THE REQUEST:
Could you write out the records below exactly as they appear, leaving out any pictures?

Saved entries
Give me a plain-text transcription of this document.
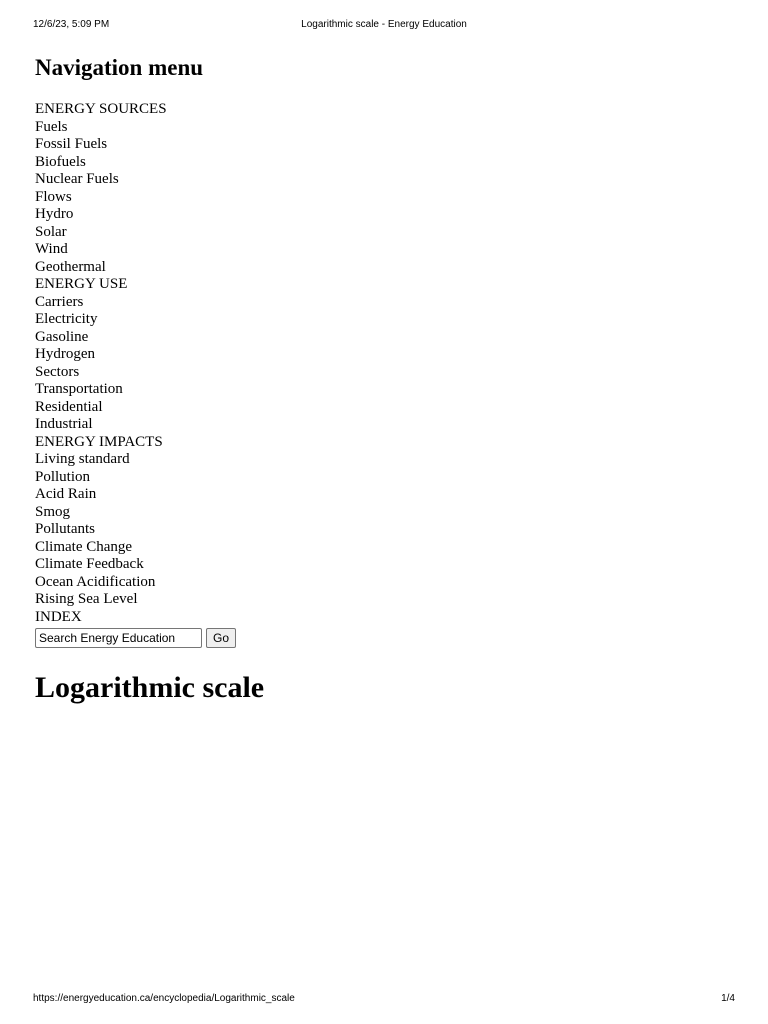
12/6/23, 5:09 PM	Logarithmic scale - Energy Education
Navigation menu
ENERGY SOURCES
Fuels
Fossil Fuels
Biofuels
Nuclear Fuels
Flows
Hydro
Solar
Wind
Geothermal
ENERGY USE
Carriers
Electricity
Gasoline
Hydrogen
Sectors
Transportation
Residential
Industrial
ENERGY IMPACTS
Living standard
Pollution
Acid Rain
Smog
Pollutants
Climate Change
Climate Feedback
Ocean Acidification
Rising Sea Level
INDEX
Search Energy Education
Go
Logarithmic scale
https://energyeducation.ca/encyclopedia/Logarithmic_scale	1/4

THE SOLUTION:
Give me a plain-text transcription of this document.
12/6/23, 5:09 PM	Logarithmic scale - Energy Education
Navigation menu
ENERGY SOURCES
Fuels
Fossil Fuels
Biofuels
Nuclear Fuels
Flows
Hydro
Solar
Wind
Geothermal
ENERGY USE
Carriers
Electricity
Gasoline
Hydrogen
Sectors
Transportation
Residential
Industrial
ENERGY IMPACTS
Living standard
Pollution
Acid Rain
Smog
Pollutants
Climate Change
Climate Feedback
Ocean Acidification
Rising Sea Level
INDEX
Search Energy Education
Go
Logarithmic scale
https://energyeducation.ca/encyclopedia/Logarithmic_scale	1/4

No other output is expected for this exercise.